>> BEGIN Document segment

# Preprocessing Techniques for Numerical Variables

Preprocessing numerical variables is a critical step in the data preparation phase of a Machine Learning project. Here are various techniques used for this purpose:

## 1. Normalization
- **What It Is**: Scaling all numerical variables to a fixed range, typically between 0 and 1.
- **How It's Done**: Divide each value by the maximum value in the dataset.
- **When to Use**: When you have variables with different scales and need to bring them to a common scale without distorting differences in the ranges.
- **Example**: Rescaling annual incomes in a dataset ranging from $30,000 to $100,000 to a scale of 0 to 1.
- **Applied Technique**: Normalize by dividing each income by $100,000.

### 1.1. Decimal Scaling Normalization 
- **What It Is**: Decimal scaling is a data normalization technique where we move the decimal point of values of a feature. This process changes the scale of the values but not the relationship between the values in the feature.
- **How It's Done**: The number of decimal places moved depends on the maximum absolute value of the feature. If the maximum absolute value is a d-digit number, the data is divided by 10^d.
- **When to Use**: To scale the feature values so that they fall between -1 and 1.
- **Example**
  **Data**: Consider a set of values [1234, 5678, 910].
  **Calculation**: The maximum absolute value is 5678 (a 4-digit number). Therefore, we divide each value by 10^4.
  **Result**: The scaled values will be [0.1234, 0.5678, 0.0910].

### 1.2. Min-Max Normalization 

- **What It Is**: Min-Max Normalization is a common technique used in data preprocessing to scale numerical data.
- **How It's Done**: This technique transforms features to a common scale by subtracting the minimum value of the feature and then dividing by the range of the feature (maximum value - minimum value).
- **Formula**: \[X_{norm} = \frac{X - X_{min}}{X_{max} - X_{min}}\]
- **When to Use**: To scale the feature values so that they fall within a specified range, typically 0 to 1.
- **Example**
    **Data**: Consider a set of values [100, 200, 300].
    **Calculation**: 
  - Minimum value, X_{min} = 100
  - Maximum value, X_{max} = 300
  - Normalized values = \[(100-100)/(300-100), (200-100)/(300-100), (300-100)/(300-100)\]
    **Result**: The normalized values will be [0, 0.5, 1].

This technique ensures that all features contribute equally to the result and helps in speeding up the convergence in algorithms that use gradient descent.


## 2. Standardization
- **What It Is**: Rescaling data to have a mean (μ) of 0 and a standard deviation (σ) of 1.
- **How It's Done**: Subtract the mean and divide by the standard deviation.
- **When to Use**: Useful in algorithms that assume data is normally distributed, like Support Vector Machines and k-Nearest Neighbors.
- **Example**: Adjusting test scores from different classes to a common scale where the mean is 0 and the standard deviation is 1.
- **Applied Technique**: Subtract the class mean from each score and divide by the class standard deviation.

>> END Document segment
>> BEGIN Dataset extract

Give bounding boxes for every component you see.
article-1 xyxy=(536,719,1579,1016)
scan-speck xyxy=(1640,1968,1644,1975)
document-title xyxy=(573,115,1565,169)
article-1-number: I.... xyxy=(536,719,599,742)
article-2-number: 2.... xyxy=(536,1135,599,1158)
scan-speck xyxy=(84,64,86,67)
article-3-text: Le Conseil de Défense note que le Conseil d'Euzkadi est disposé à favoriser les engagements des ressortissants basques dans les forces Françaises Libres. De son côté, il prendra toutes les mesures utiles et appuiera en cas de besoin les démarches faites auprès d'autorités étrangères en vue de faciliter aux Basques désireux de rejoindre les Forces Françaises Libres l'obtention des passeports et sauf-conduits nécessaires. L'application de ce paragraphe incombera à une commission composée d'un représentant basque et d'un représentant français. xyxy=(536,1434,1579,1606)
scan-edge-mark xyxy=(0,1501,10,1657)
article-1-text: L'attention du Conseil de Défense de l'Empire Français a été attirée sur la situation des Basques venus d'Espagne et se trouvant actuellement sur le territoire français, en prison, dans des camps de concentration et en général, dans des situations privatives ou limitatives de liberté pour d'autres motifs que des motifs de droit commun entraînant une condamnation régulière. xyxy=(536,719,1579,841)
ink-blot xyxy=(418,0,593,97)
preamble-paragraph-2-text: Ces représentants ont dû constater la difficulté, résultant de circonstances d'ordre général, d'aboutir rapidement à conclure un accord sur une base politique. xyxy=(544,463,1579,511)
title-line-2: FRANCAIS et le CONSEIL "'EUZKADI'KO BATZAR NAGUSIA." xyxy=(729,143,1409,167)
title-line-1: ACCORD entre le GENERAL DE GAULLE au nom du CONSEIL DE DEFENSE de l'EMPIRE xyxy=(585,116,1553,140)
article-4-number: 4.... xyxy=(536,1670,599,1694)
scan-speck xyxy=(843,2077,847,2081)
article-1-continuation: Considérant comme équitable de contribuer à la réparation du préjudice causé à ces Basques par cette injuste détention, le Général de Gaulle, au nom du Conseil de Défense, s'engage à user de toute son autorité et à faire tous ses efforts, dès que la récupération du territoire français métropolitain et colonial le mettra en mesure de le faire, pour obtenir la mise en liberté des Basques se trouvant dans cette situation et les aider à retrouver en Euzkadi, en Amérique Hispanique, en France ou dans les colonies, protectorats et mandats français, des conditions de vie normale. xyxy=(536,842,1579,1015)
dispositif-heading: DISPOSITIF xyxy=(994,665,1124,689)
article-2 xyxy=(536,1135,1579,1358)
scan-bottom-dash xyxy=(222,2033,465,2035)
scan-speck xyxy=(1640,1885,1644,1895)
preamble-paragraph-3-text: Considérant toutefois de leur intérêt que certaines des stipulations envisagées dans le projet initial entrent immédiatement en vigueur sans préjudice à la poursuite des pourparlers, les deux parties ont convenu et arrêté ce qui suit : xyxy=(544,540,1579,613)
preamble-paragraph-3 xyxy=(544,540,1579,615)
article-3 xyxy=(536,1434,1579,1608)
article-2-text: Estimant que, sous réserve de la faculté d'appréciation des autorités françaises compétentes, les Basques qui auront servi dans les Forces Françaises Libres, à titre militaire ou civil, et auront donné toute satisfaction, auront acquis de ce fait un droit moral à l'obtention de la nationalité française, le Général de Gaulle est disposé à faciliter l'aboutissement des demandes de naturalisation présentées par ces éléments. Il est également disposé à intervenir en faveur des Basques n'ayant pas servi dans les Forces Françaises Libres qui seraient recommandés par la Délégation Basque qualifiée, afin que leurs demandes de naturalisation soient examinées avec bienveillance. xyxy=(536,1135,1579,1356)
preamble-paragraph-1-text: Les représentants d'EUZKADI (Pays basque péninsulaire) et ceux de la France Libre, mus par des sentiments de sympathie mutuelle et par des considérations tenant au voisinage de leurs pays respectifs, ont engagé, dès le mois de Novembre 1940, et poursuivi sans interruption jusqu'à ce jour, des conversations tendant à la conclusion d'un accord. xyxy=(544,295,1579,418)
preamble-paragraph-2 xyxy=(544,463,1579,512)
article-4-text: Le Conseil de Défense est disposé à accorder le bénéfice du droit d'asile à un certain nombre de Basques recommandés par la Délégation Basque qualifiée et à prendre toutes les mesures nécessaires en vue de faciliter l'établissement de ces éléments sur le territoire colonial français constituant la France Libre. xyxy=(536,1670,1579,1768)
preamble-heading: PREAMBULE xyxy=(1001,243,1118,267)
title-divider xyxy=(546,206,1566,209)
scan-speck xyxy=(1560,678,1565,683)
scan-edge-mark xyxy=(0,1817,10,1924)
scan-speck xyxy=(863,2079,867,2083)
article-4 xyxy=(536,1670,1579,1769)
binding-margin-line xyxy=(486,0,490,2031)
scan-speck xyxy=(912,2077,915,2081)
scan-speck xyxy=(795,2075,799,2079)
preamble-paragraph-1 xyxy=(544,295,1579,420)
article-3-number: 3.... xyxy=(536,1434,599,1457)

>> END Dataset extract

▸ **Exercise**: In the page on preprocessing numerical variables, shorten the paragraph that begins "This technique ensures" while keeping its main facts. These rows come from a separate source.

▸ **Task result**: The technique makes all features contribute equally and speeds up convergence in gradient-descent algorithms.